### EXERCISE DATA ###

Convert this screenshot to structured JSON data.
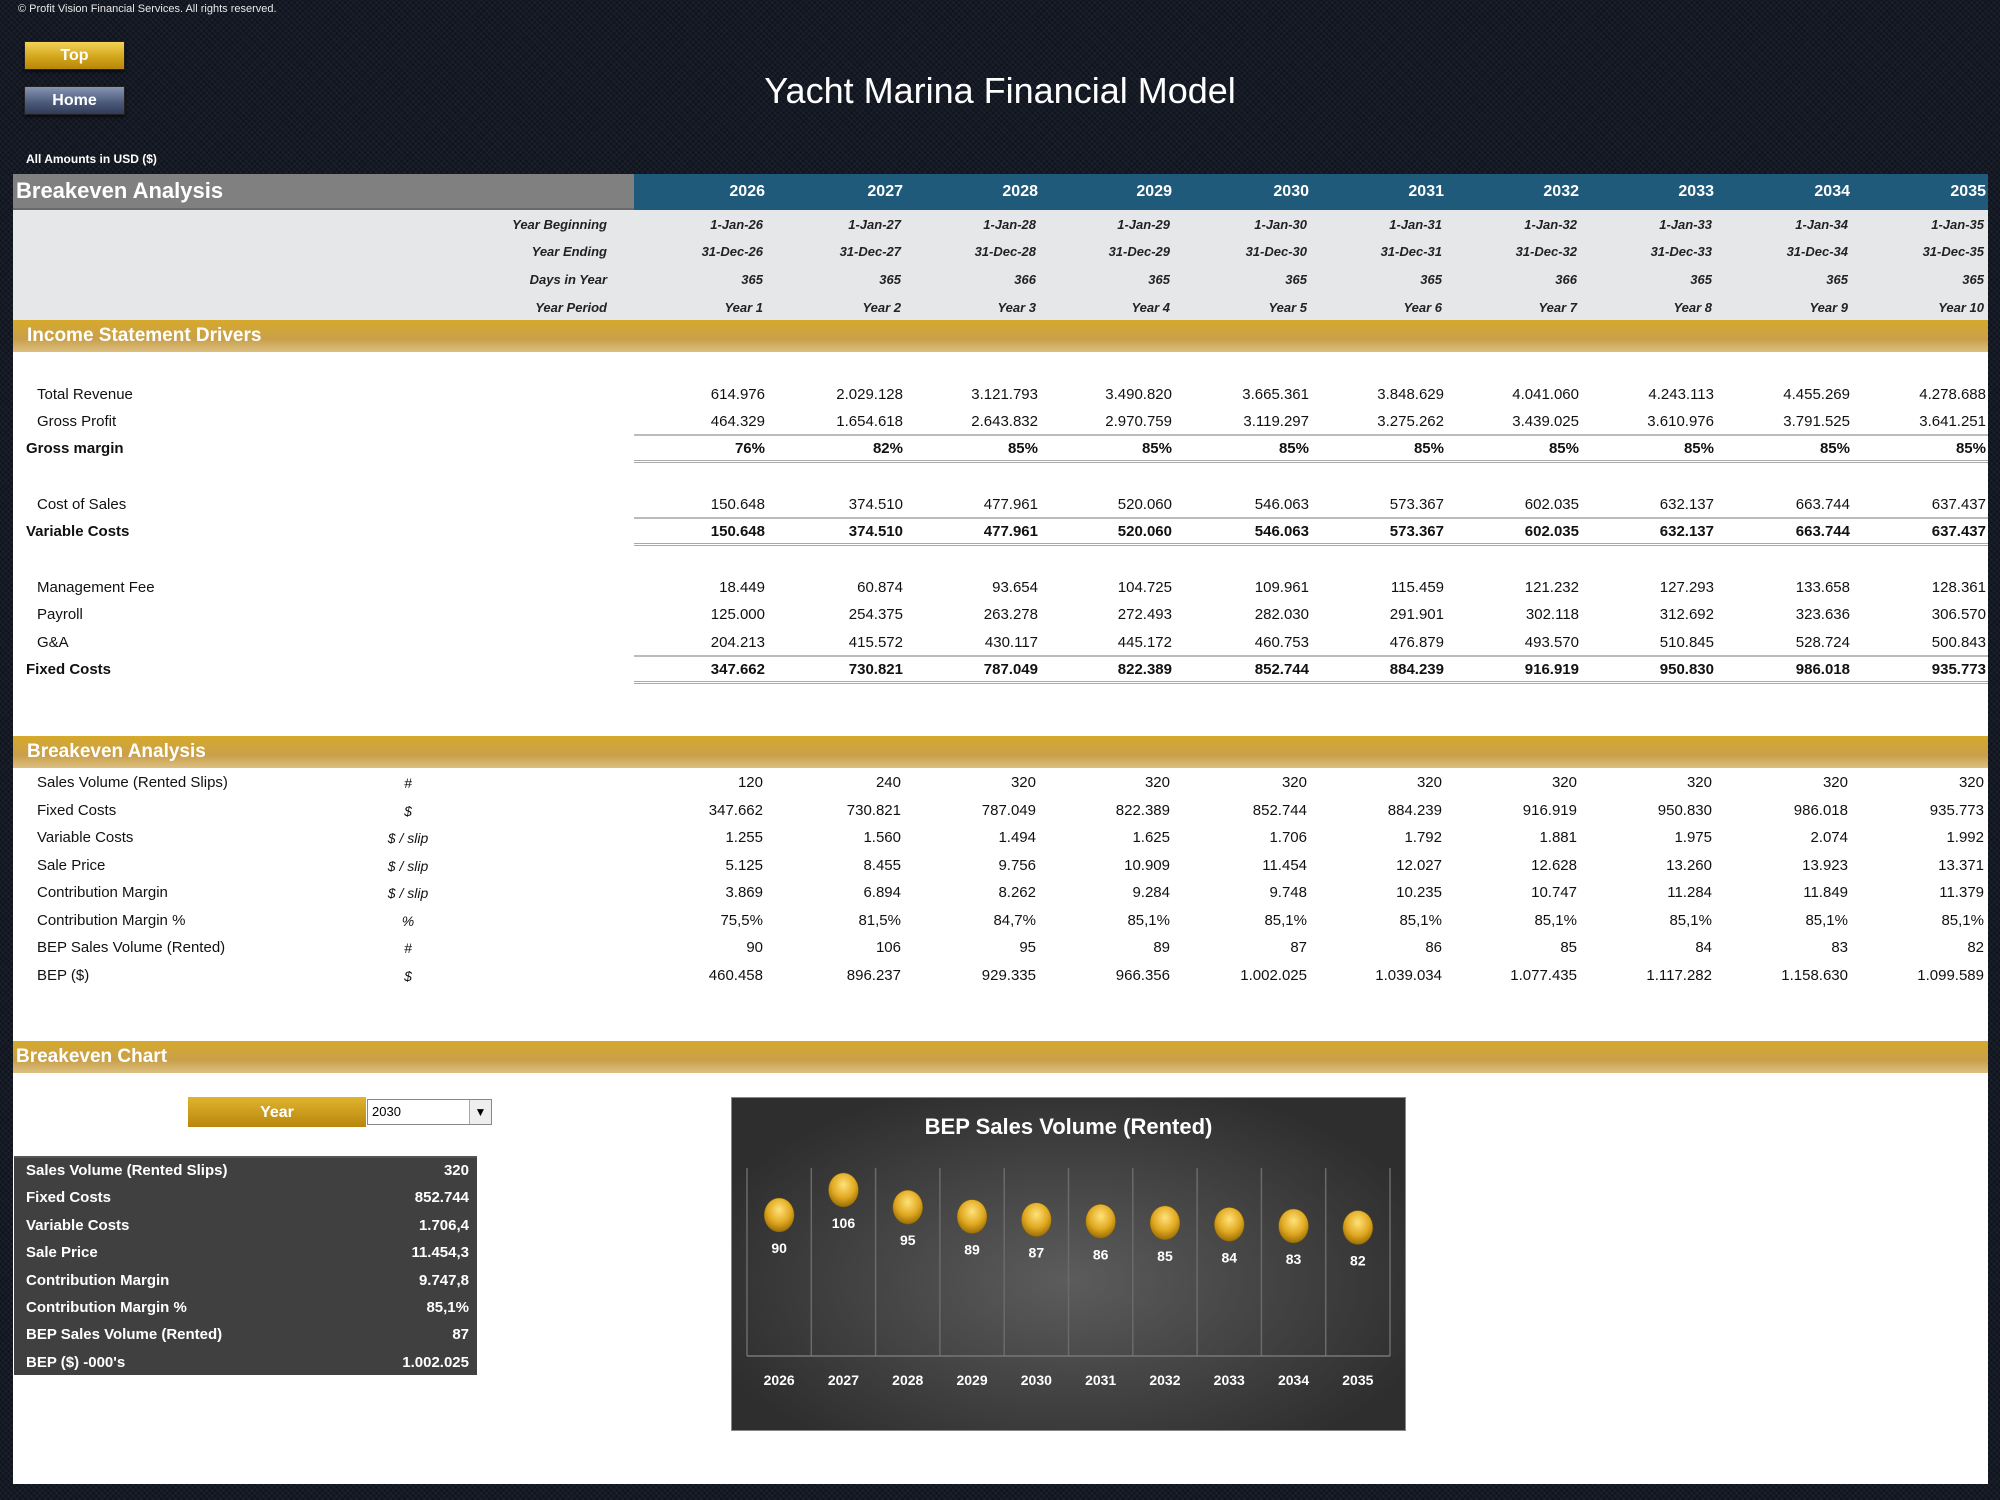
{
  "copyright": "© Profit Vision Financial Services. All rights reserved.",
  "nav": {
    "top_label": "Top",
    "home_label": "Home"
  },
  "title": "Yacht Marina Financial Model",
  "amounts_note": "All Amounts in  USD ($)",
  "header": {
    "title": "Breakeven Analysis",
    "years": [
      "2026",
      "2027",
      "2028",
      "2029",
      "2030",
      "2031",
      "2032",
      "2033",
      "2034",
      "2035"
    ]
  },
  "info_rows": [
    {
      "label": "Year Beginning",
      "values": [
        "1-Jan-26",
        "1-Jan-27",
        "1-Jan-28",
        "1-Jan-29",
        "1-Jan-30",
        "1-Jan-31",
        "1-Jan-32",
        "1-Jan-33",
        "1-Jan-34",
        "1-Jan-35"
      ]
    },
    {
      "label": "Year Ending",
      "values": [
        "31-Dec-26",
        "31-Dec-27",
        "31-Dec-28",
        "31-Dec-29",
        "31-Dec-30",
        "31-Dec-31",
        "31-Dec-32",
        "31-Dec-33",
        "31-Dec-34",
        "31-Dec-35"
      ]
    },
    {
      "label": "Days in Year",
      "values": [
        "365",
        "365",
        "366",
        "365",
        "365",
        "365",
        "366",
        "365",
        "365",
        "365"
      ]
    },
    {
      "label": "Year Period",
      "values": [
        "Year 1",
        "Year 2",
        "Year 3",
        "Year 4",
        "Year 5",
        "Year 6",
        "Year 7",
        "Year 8",
        "Year 9",
        "Year 10"
      ]
    }
  ],
  "income": {
    "title": "Income Statement Drivers",
    "rows": [
      {
        "label": "Total Revenue",
        "bold": false,
        "values": [
          "614.976",
          "2.029.128",
          "3.121.793",
          "3.490.820",
          "3.665.361",
          "3.848.629",
          "4.041.060",
          "4.243.113",
          "4.455.269",
          "4.278.688"
        ]
      },
      {
        "label": "Gross Profit",
        "bold": false,
        "values": [
          "464.329",
          "1.654.618",
          "2.643.832",
          "2.970.759",
          "3.119.297",
          "3.275.262",
          "3.439.025",
          "3.610.976",
          "3.791.525",
          "3.641.251"
        ]
      },
      {
        "label": "Gross margin",
        "bold": true,
        "values": [
          "76%",
          "82%",
          "85%",
          "85%",
          "85%",
          "85%",
          "85%",
          "85%",
          "85%",
          "85%"
        ]
      },
      {
        "label": "Cost of Sales",
        "bold": false,
        "values": [
          "150.648",
          "374.510",
          "477.961",
          "520.060",
          "546.063",
          "573.367",
          "602.035",
          "632.137",
          "663.744",
          "637.437"
        ]
      },
      {
        "label": "Variable Costs",
        "bold": true,
        "values": [
          "150.648",
          "374.510",
          "477.961",
          "520.060",
          "546.063",
          "573.367",
          "602.035",
          "632.137",
          "663.744",
          "637.437"
        ]
      },
      {
        "label": "Management Fee",
        "bold": false,
        "values": [
          "18.449",
          "60.874",
          "93.654",
          "104.725",
          "109.961",
          "115.459",
          "121.232",
          "127.293",
          "133.658",
          "128.361"
        ]
      },
      {
        "label": "Payroll",
        "bold": false,
        "values": [
          "125.000",
          "254.375",
          "263.278",
          "272.493",
          "282.030",
          "291.901",
          "302.118",
          "312.692",
          "323.636",
          "306.570"
        ]
      },
      {
        "label": "G&A",
        "bold": false,
        "values": [
          "204.213",
          "415.572",
          "430.117",
          "445.172",
          "460.753",
          "476.879",
          "493.570",
          "510.845",
          "528.724",
          "500.843"
        ]
      },
      {
        "label": "Fixed Costs",
        "bold": true,
        "values": [
          "347.662",
          "730.821",
          "787.049",
          "822.389",
          "852.744",
          "884.239",
          "916.919",
          "950.830",
          "986.018",
          "935.773"
        ]
      }
    ]
  },
  "breakeven": {
    "title": "Breakeven Analysis",
    "rows": [
      {
        "label": "Sales Volume (Rented Slips)",
        "unit": "#",
        "values": [
          "120",
          "240",
          "320",
          "320",
          "320",
          "320",
          "320",
          "320",
          "320",
          "320"
        ]
      },
      {
        "label": "Fixed Costs",
        "unit": "$",
        "values": [
          "347.662",
          "730.821",
          "787.049",
          "822.389",
          "852.744",
          "884.239",
          "916.919",
          "950.830",
          "986.018",
          "935.773"
        ]
      },
      {
        "label": "Variable Costs",
        "unit": "$ / slip",
        "values": [
          "1.255",
          "1.560",
          "1.494",
          "1.625",
          "1.706",
          "1.792",
          "1.881",
          "1.975",
          "2.074",
          "1.992"
        ]
      },
      {
        "label": "Sale Price",
        "unit": "$ / slip",
        "values": [
          "5.125",
          "8.455",
          "9.756",
          "10.909",
          "11.454",
          "12.027",
          "12.628",
          "13.260",
          "13.923",
          "13.371"
        ]
      },
      {
        "label": "Contribution Margin",
        "unit": "$ / slip",
        "values": [
          "3.869",
          "6.894",
          "8.262",
          "9.284",
          "9.748",
          "10.235",
          "10.747",
          "11.284",
          "11.849",
          "11.379"
        ]
      },
      {
        "label": "Contribution Margin %",
        "unit": "%",
        "values": [
          "75,5%",
          "81,5%",
          "84,7%",
          "85,1%",
          "85,1%",
          "85,1%",
          "85,1%",
          "85,1%",
          "85,1%",
          "85,1%"
        ]
      },
      {
        "label": "BEP Sales Volume (Rented)",
        "unit": "#",
        "values": [
          "90",
          "106",
          "95",
          "89",
          "87",
          "86",
          "85",
          "84",
          "83",
          "82"
        ]
      },
      {
        "label": "BEP ($)",
        "unit": "$",
        "values": [
          "460.458",
          "896.237",
          "929.335",
          "966.356",
          "1.002.025",
          "1.039.034",
          "1.077.435",
          "1.117.282",
          "1.158.630",
          "1.099.589"
        ]
      }
    ]
  },
  "chart_section": {
    "title": "Breakeven Chart",
    "year_button": "Year",
    "year_selected": "2030",
    "summary": [
      {
        "label": "Sales Volume (Rented Slips)",
        "value": "320"
      },
      {
        "label": "Fixed Costs",
        "value": "852.744"
      },
      {
        "label": "Variable Costs",
        "value": "1.706,4"
      },
      {
        "label": "Sale Price",
        "value": "11.454,3"
      },
      {
        "label": "Contribution Margin",
        "value": "9.747,8"
      },
      {
        "label": "Contribution Margin %",
        "value": "85,1%"
      },
      {
        "label": "BEP Sales Volume (Rented)",
        "value": "87"
      },
      {
        "label": "BEP ($) -000's",
        "value": "1.002.025"
      }
    ]
  },
  "colors": {
    "gold": "#d6a92b",
    "blue_header": "#1f5a7a",
    "grey_header": "#808080",
    "summary_bg": "#404040"
  },
  "chart_data": {
    "type": "scatter",
    "title": "BEP Sales Volume (Rented)",
    "categories": [
      "2026",
      "2027",
      "2028",
      "2029",
      "2030",
      "2031",
      "2032",
      "2033",
      "2034",
      "2035"
    ],
    "values": [
      90,
      106,
      95,
      89,
      87,
      86,
      85,
      84,
      83,
      82
    ],
    "ylim": [
      0,
      120
    ],
    "grid": "vertical",
    "data_labels": true,
    "marker_color": "#e0b020"
  }
}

###

• _PROBLEM TO SOLVE_: Return every line of the records exactly as given, pictures excluded.

• _SOLUTION TO THIS PROBLEM_:
Convert this screenshot to structured JSON data.
{
  "copyright": "© Profit Vision Financial Services. All rights reserved.",
  "nav": {
    "top_label": "Top",
    "home_label": "Home"
  },
  "title": "Yacht Marina Financial Model",
  "amounts_note": "All Amounts in  USD ($)",
  "header": {
    "title": "Breakeven Analysis",
    "years": [
      "2026",
      "2027",
      "2028",
      "2029",
      "2030",
      "2031",
      "2032",
      "2033",
      "2034",
      "2035"
    ]
  },
  "info_rows": [
    {
      "label": "Year Beginning",
      "values": [
        "1-Jan-26",
        "1-Jan-27",
        "1-Jan-28",
        "1-Jan-29",
        "1-Jan-30",
        "1-Jan-31",
        "1-Jan-32",
        "1-Jan-33",
        "1-Jan-34",
        "1-Jan-35"
      ]
    },
    {
      "label": "Year Ending",
      "values": [
        "31-Dec-26",
        "31-Dec-27",
        "31-Dec-28",
        "31-Dec-29",
        "31-Dec-30",
        "31-Dec-31",
        "31-Dec-32",
        "31-Dec-33",
        "31-Dec-34",
        "31-Dec-35"
      ]
    },
    {
      "label": "Days in Year",
      "values": [
        "365",
        "365",
        "366",
        "365",
        "365",
        "365",
        "366",
        "365",
        "365",
        "365"
      ]
    },
    {
      "label": "Year Period",
      "values": [
        "Year 1",
        "Year 2",
        "Year 3",
        "Year 4",
        "Year 5",
        "Year 6",
        "Year 7",
        "Year 8",
        "Year 9",
        "Year 10"
      ]
    }
  ],
  "income": {
    "title": "Income Statement Drivers",
    "rows": [
      {
        "label": "Total Revenue",
        "bold": false,
        "values": [
          "614.976",
          "2.029.128",
          "3.121.793",
          "3.490.820",
          "3.665.361",
          "3.848.629",
          "4.041.060",
          "4.243.113",
          "4.455.269",
          "4.278.688"
        ]
      },
      {
        "label": "Gross Profit",
        "bold": false,
        "values": [
          "464.329",
          "1.654.618",
          "2.643.832",
          "2.970.759",
          "3.119.297",
          "3.275.262",
          "3.439.025",
          "3.610.976",
          "3.791.525",
          "3.641.251"
        ]
      },
      {
        "label": "Gross margin",
        "bold": true,
        "values": [
          "76%",
          "82%",
          "85%",
          "85%",
          "85%",
          "85%",
          "85%",
          "85%",
          "85%",
          "85%"
        ]
      },
      {
        "label": "Cost of Sales",
        "bold": false,
        "values": [
          "150.648",
          "374.510",
          "477.961",
          "520.060",
          "546.063",
          "573.367",
          "602.035",
          "632.137",
          "663.744",
          "637.437"
        ]
      },
      {
        "label": "Variable Costs",
        "bold": true,
        "values": [
          "150.648",
          "374.510",
          "477.961",
          "520.060",
          "546.063",
          "573.367",
          "602.035",
          "632.137",
          "663.744",
          "637.437"
        ]
      },
      {
        "label": "Management Fee",
        "bold": false,
        "values": [
          "18.449",
          "60.874",
          "93.654",
          "104.725",
          "109.961",
          "115.459",
          "121.232",
          "127.293",
          "133.658",
          "128.361"
        ]
      },
      {
        "label": "Payroll",
        "bold": false,
        "values": [
          "125.000",
          "254.375",
          "263.278",
          "272.493",
          "282.030",
          "291.901",
          "302.118",
          "312.692",
          "323.636",
          "306.570"
        ]
      },
      {
        "label": "G&A",
        "bold": false,
        "values": [
          "204.213",
          "415.572",
          "430.117",
          "445.172",
          "460.753",
          "476.879",
          "493.570",
          "510.845",
          "528.724",
          "500.843"
        ]
      },
      {
        "label": "Fixed Costs",
        "bold": true,
        "values": [
          "347.662",
          "730.821",
          "787.049",
          "822.389",
          "852.744",
          "884.239",
          "916.919",
          "950.830",
          "986.018",
          "935.773"
        ]
      }
    ]
  },
  "breakeven": {
    "title": "Breakeven Analysis",
    "rows": [
      {
        "label": "Sales Volume (Rented Slips)",
        "unit": "#",
        "values": [
          "120",
          "240",
          "320",
          "320",
          "320",
          "320",
          "320",
          "320",
          "320",
          "320"
        ]
      },
      {
        "label": "Fixed Costs",
        "unit": "$",
        "values": [
          "347.662",
          "730.821",
          "787.049",
          "822.389",
          "852.744",
          "884.239",
          "916.919",
          "950.830",
          "986.018",
          "935.773"
        ]
      },
      {
        "label": "Variable Costs",
        "unit": "$ / slip",
        "values": [
          "1.255",
          "1.560",
          "1.494",
          "1.625",
          "1.706",
          "1.792",
          "1.881",
          "1.975",
          "2.074",
          "1.992"
        ]
      },
      {
        "label": "Sale Price",
        "unit": "$ / slip",
        "values": [
          "5.125",
          "8.455",
          "9.756",
          "10.909",
          "11.454",
          "12.027",
          "12.628",
          "13.260",
          "13.923",
          "13.371"
        ]
      },
      {
        "label": "Contribution Margin",
        "unit": "$ / slip",
        "values": [
          "3.869",
          "6.894",
          "8.262",
          "9.284",
          "9.748",
          "10.235",
          "10.747",
          "11.284",
          "11.849",
          "11.379"
        ]
      },
      {
        "label": "Contribution Margin %",
        "unit": "%",
        "values": [
          "75,5%",
          "81,5%",
          "84,7%",
          "85,1%",
          "85,1%",
          "85,1%",
          "85,1%",
          "85,1%",
          "85,1%",
          "85,1%"
        ]
      },
      {
        "label": "BEP Sales Volume (Rented)",
        "unit": "#",
        "values": [
          "90",
          "106",
          "95",
          "89",
          "87",
          "86",
          "85",
          "84",
          "83",
          "82"
        ]
      },
      {
        "label": "BEP ($)",
        "unit": "$",
        "values": [
          "460.458",
          "896.237",
          "929.335",
          "966.356",
          "1.002.025",
          "1.039.034",
          "1.077.435",
          "1.117.282",
          "1.158.630",
          "1.099.589"
        ]
      }
    ]
  },
  "chart_section": {
    "title": "Breakeven Chart",
    "year_button": "Year",
    "year_selected": "2030",
    "summary": [
      {
        "label": "Sales Volume (Rented Slips)",
        "value": "320"
      },
      {
        "label": "Fixed Costs",
        "value": "852.744"
      },
      {
        "label": "Variable Costs",
        "value": "1.706,4"
      },
      {
        "label": "Sale Price",
        "value": "11.454,3"
      },
      {
        "label": "Contribution Margin",
        "value": "9.747,8"
      },
      {
        "label": "Contribution Margin %",
        "value": "85,1%"
      },
      {
        "label": "BEP Sales Volume (Rented)",
        "value": "87"
      },
      {
        "label": "BEP ($) -000's",
        "value": "1.002.025"
      }
    ]
  },
  "colors": {
    "gold": "#d6a92b",
    "blue_header": "#1f5a7a",
    "grey_header": "#808080",
    "summary_bg": "#404040"
  },
  "chart_data": {
    "type": "scatter",
    "title": "BEP Sales Volume (Rented)",
    "categories": [
      "2026",
      "2027",
      "2028",
      "2029",
      "2030",
      "2031",
      "2032",
      "2033",
      "2034",
      "2035"
    ],
    "values": [
      90,
      106,
      95,
      89,
      87,
      86,
      85,
      84,
      83,
      82
    ],
    "ylim": [
      0,
      120
    ],
    "grid": "vertical",
    "data_labels": true,
    "marker_color": "#e0b020"
  }
}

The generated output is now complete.